(Records from a data collection)
────
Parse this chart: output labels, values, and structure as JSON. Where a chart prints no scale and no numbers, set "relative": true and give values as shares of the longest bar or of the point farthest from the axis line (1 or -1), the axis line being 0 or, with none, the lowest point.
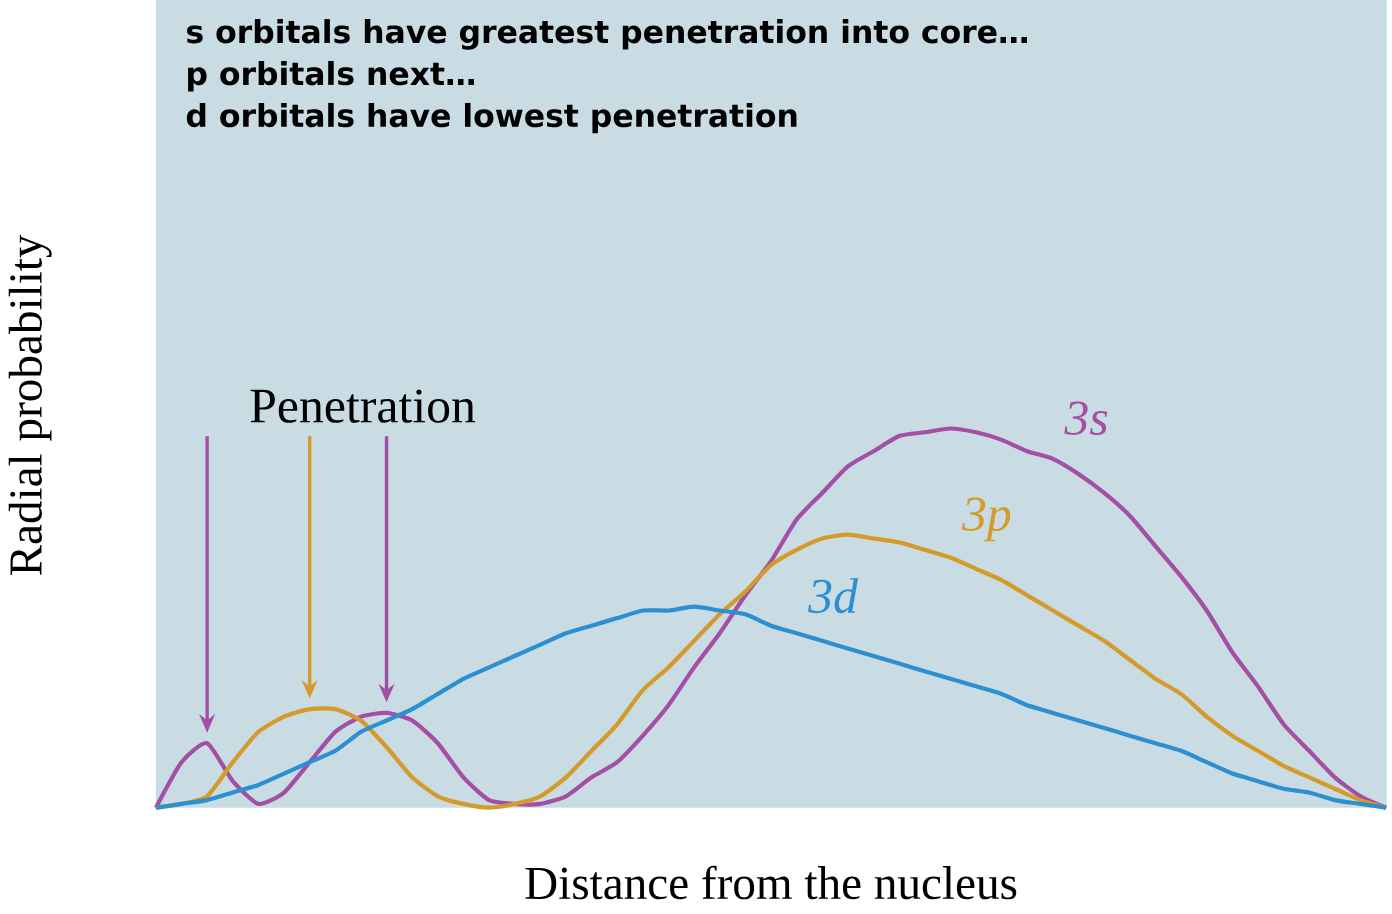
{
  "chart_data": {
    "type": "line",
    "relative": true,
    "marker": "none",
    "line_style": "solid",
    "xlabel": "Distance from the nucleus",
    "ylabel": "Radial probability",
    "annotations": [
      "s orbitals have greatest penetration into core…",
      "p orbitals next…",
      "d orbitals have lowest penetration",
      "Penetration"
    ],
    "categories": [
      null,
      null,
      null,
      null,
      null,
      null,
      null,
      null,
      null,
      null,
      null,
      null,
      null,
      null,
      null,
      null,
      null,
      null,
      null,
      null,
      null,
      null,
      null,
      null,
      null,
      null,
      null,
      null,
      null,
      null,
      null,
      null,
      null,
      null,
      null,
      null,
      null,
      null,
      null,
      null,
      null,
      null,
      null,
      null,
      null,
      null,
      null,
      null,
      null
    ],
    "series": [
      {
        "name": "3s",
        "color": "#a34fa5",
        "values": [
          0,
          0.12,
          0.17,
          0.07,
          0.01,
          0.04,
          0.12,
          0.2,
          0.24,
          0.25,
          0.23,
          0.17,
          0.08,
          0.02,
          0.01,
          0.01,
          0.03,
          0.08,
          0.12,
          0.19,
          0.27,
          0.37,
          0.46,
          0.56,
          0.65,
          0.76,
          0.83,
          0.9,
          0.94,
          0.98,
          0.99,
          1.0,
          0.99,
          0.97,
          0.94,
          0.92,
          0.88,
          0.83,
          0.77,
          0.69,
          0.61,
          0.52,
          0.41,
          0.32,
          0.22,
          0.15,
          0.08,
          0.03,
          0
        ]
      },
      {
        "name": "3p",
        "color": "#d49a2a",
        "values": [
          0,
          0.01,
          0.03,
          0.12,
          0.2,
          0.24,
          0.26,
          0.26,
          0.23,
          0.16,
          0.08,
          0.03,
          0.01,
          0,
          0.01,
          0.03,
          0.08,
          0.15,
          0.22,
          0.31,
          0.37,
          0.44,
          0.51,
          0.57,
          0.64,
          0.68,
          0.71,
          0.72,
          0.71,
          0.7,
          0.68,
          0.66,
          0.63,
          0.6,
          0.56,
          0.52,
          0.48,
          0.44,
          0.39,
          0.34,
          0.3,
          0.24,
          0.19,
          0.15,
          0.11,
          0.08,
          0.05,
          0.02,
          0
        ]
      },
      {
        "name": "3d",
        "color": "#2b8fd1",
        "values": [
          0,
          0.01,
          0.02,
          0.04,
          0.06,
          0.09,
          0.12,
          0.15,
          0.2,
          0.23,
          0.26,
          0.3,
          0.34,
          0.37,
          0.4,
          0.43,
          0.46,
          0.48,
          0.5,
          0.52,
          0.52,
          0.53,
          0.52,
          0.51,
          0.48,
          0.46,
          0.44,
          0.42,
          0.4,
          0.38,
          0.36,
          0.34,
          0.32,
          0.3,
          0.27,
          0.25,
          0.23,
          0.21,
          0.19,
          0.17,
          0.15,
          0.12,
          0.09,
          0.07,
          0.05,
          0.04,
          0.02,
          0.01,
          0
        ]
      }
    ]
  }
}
────
OBJECTIVE
Repeat the material above in full and unchanged, minus its images.

EXERCISE ANSWER
Parse this chart: output labels, values, and structure as JSON. Where a chart prints no scale and no numbers, set "relative": true and give values as shares of the longest bar or of the point farthest from the axis line (1 or -1), the axis line being 0 or, with none, the lowest point.
{
  "chart_data": {
    "type": "line",
    "relative": true,
    "marker": "none",
    "line_style": "solid",
    "xlabel": "Distance from the nucleus",
    "ylabel": "Radial probability",
    "annotations": [
      "s orbitals have greatest penetration into core…",
      "p orbitals next…",
      "d orbitals have lowest penetration",
      "Penetration"
    ],
    "categories": [
      null,
      null,
      null,
      null,
      null,
      null,
      null,
      null,
      null,
      null,
      null,
      null,
      null,
      null,
      null,
      null,
      null,
      null,
      null,
      null,
      null,
      null,
      null,
      null,
      null,
      null,
      null,
      null,
      null,
      null,
      null,
      null,
      null,
      null,
      null,
      null,
      null,
      null,
      null,
      null,
      null,
      null,
      null,
      null,
      null,
      null,
      null,
      null,
      null
    ],
    "series": [
      {
        "name": "3s",
        "color": "#a34fa5",
        "values": [
          0,
          0.12,
          0.17,
          0.07,
          0.01,
          0.04,
          0.12,
          0.2,
          0.24,
          0.25,
          0.23,
          0.17,
          0.08,
          0.02,
          0.01,
          0.01,
          0.03,
          0.08,
          0.12,
          0.19,
          0.27,
          0.37,
          0.46,
          0.56,
          0.65,
          0.76,
          0.83,
          0.9,
          0.94,
          0.98,
          0.99,
          1.0,
          0.99,
          0.97,
          0.94,
          0.92,
          0.88,
          0.83,
          0.77,
          0.69,
          0.61,
          0.52,
          0.41,
          0.32,
          0.22,
          0.15,
          0.08,
          0.03,
          0
        ]
      },
      {
        "name": "3p",
        "color": "#d49a2a",
        "values": [
          0,
          0.01,
          0.03,
          0.12,
          0.2,
          0.24,
          0.26,
          0.26,
          0.23,
          0.16,
          0.08,
          0.03,
          0.01,
          0,
          0.01,
          0.03,
          0.08,
          0.15,
          0.22,
          0.31,
          0.37,
          0.44,
          0.51,
          0.57,
          0.64,
          0.68,
          0.71,
          0.72,
          0.71,
          0.7,
          0.68,
          0.66,
          0.63,
          0.6,
          0.56,
          0.52,
          0.48,
          0.44,
          0.39,
          0.34,
          0.3,
          0.24,
          0.19,
          0.15,
          0.11,
          0.08,
          0.05,
          0.02,
          0
        ]
      },
      {
        "name": "3d",
        "color": "#2b8fd1",
        "values": [
          0,
          0.01,
          0.02,
          0.04,
          0.06,
          0.09,
          0.12,
          0.15,
          0.2,
          0.23,
          0.26,
          0.3,
          0.34,
          0.37,
          0.4,
          0.43,
          0.46,
          0.48,
          0.5,
          0.52,
          0.52,
          0.53,
          0.52,
          0.51,
          0.48,
          0.46,
          0.44,
          0.42,
          0.4,
          0.38,
          0.36,
          0.34,
          0.32,
          0.3,
          0.27,
          0.25,
          0.23,
          0.21,
          0.19,
          0.17,
          0.15,
          0.12,
          0.09,
          0.07,
          0.05,
          0.04,
          0.02,
          0.01,
          0
        ]
      }
    ]
  }
}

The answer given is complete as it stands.